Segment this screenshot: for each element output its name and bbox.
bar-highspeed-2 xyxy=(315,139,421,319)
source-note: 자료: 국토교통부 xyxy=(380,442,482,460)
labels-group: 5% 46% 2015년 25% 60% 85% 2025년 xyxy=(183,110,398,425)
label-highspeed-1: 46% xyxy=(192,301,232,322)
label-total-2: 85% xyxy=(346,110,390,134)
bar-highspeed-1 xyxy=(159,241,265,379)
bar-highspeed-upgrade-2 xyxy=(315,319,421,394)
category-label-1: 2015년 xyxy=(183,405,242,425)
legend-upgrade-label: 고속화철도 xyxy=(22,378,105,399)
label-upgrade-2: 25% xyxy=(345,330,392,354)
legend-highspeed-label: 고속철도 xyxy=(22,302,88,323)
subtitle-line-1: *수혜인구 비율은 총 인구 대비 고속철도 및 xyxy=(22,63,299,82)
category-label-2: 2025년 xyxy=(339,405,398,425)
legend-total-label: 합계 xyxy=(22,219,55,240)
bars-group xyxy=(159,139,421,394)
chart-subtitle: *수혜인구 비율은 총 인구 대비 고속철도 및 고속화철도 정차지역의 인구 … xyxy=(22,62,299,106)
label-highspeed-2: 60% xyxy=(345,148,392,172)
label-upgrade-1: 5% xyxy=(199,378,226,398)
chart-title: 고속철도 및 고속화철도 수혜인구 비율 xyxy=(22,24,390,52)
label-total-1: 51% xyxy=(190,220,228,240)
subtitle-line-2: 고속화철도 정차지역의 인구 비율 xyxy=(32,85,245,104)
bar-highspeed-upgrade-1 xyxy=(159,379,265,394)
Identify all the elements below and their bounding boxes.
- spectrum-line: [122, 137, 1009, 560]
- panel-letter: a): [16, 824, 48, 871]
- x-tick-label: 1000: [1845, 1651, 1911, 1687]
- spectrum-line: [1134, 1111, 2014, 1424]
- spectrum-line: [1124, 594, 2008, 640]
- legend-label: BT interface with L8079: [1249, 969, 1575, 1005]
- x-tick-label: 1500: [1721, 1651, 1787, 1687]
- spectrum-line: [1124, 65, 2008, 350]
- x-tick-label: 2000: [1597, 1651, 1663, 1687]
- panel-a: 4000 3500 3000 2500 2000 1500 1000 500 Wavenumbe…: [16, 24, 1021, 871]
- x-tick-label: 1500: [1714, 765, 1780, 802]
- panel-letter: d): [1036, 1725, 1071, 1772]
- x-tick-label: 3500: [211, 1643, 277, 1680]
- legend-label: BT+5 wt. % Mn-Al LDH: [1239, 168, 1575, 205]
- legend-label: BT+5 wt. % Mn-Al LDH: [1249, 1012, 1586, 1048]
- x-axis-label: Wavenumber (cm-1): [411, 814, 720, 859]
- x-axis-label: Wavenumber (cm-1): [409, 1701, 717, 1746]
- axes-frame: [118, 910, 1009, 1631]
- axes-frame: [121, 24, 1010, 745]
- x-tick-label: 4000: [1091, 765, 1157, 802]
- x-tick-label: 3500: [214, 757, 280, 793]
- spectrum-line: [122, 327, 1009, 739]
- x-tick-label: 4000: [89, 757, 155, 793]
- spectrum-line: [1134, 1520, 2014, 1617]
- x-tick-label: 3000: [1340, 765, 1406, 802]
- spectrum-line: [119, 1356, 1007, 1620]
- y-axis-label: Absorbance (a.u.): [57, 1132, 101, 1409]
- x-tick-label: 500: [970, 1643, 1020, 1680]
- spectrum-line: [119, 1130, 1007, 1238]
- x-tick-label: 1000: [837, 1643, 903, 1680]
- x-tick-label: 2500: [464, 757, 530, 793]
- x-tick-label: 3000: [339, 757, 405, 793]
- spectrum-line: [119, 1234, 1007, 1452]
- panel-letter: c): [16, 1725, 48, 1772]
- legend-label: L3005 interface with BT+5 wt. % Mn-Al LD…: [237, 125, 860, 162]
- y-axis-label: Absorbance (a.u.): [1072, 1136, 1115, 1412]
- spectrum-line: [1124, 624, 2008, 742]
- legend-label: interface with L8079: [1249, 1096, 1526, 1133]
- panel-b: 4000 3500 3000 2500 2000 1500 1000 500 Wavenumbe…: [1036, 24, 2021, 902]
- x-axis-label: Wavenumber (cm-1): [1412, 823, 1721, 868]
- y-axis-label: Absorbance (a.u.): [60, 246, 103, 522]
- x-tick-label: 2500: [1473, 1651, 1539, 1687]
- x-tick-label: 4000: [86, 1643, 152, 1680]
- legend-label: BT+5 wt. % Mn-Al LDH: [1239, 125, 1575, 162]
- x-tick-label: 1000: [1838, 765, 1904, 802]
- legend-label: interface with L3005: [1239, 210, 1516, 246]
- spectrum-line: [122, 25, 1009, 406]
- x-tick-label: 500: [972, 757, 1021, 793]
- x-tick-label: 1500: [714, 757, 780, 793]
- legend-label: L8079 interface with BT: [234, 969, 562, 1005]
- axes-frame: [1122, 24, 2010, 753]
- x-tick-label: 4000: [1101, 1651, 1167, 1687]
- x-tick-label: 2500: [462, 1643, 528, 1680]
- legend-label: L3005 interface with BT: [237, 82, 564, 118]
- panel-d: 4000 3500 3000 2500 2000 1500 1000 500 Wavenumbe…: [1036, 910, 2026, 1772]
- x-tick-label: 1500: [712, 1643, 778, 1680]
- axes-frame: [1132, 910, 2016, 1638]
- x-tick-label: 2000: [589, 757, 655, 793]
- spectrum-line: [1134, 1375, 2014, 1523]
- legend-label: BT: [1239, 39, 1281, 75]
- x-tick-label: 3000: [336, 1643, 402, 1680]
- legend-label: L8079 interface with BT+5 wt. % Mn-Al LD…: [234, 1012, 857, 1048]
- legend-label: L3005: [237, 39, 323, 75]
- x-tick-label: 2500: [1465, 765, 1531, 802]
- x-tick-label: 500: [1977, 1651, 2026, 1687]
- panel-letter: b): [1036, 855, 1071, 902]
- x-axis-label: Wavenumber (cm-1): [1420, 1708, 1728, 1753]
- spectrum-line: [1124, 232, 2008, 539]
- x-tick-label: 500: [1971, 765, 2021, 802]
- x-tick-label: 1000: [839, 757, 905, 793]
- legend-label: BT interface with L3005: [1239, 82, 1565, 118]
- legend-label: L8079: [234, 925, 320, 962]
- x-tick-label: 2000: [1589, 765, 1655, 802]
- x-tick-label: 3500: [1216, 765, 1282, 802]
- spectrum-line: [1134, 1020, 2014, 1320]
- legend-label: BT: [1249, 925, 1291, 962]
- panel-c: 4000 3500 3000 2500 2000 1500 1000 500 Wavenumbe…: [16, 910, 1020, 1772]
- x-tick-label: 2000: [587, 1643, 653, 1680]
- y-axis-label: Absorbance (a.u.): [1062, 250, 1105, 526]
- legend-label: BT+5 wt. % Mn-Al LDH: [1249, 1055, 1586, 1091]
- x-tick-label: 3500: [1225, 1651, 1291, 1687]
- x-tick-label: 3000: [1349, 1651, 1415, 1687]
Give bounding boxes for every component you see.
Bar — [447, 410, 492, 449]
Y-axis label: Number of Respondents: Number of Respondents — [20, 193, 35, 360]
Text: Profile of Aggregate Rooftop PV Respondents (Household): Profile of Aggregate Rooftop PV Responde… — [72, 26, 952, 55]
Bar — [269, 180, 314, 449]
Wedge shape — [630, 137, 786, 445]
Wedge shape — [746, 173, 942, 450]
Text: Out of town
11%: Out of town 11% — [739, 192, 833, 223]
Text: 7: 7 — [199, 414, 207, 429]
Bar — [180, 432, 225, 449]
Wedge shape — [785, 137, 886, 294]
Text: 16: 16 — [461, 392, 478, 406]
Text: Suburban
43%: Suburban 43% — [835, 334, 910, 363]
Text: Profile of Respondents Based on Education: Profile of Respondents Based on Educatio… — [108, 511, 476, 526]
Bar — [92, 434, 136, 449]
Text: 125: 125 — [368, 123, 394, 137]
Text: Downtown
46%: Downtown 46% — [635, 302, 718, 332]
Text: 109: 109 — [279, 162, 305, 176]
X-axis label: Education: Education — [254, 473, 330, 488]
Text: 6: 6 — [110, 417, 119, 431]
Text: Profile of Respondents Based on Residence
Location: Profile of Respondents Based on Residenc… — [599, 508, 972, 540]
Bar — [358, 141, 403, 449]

- **Given request**:
Copy the entries above verbatim, starting at their first line and ending at the line that contains "- spectrum-line: [122, 137, 1009, 560]", with both of those lines included.

- **Full response**:
Segment this screenshot: for each element output its name and bbox.
bar-highspeed-2 xyxy=(315,139,421,319)
source-note: 자료: 국토교통부 xyxy=(380,442,482,460)
labels-group: 5% 46% 2015년 25% 60% 85% 2025년 xyxy=(183,110,398,425)
label-highspeed-1: 46% xyxy=(192,301,232,322)
label-total-2: 85% xyxy=(346,110,390,134)
bar-highspeed-1 xyxy=(159,241,265,379)
bar-highspeed-upgrade-2 xyxy=(315,319,421,394)
category-label-1: 2015년 xyxy=(183,405,242,425)
legend-upgrade-label: 고속화철도 xyxy=(22,378,105,399)
label-upgrade-2: 25% xyxy=(345,330,392,354)
legend-highspeed-label: 고속철도 xyxy=(22,302,88,323)
subtitle-line-1: *수혜인구 비율은 총 인구 대비 고속철도 및 xyxy=(22,63,299,82)
category-label-2: 2025년 xyxy=(339,405,398,425)
legend-total-label: 합계 xyxy=(22,219,55,240)
bars-group xyxy=(159,139,421,394)
chart-subtitle: *수혜인구 비율은 총 인구 대비 고속철도 및 고속화철도 정차지역의 인구 … xyxy=(22,62,299,106)
label-highspeed-2: 60% xyxy=(345,148,392,172)
label-upgrade-1: 5% xyxy=(199,378,226,398)
chart-title: 고속철도 및 고속화철도 수혜인구 비율 xyxy=(22,24,390,52)
label-total-1: 51% xyxy=(190,220,228,240)
subtitle-line-2: 고속화철도 정차지역의 인구 비율 xyxy=(32,85,245,104)
bar-highspeed-upgrade-1 xyxy=(159,379,265,394)
Identify all the elements below and their bounding boxes.
- spectrum-line: [122, 137, 1009, 560]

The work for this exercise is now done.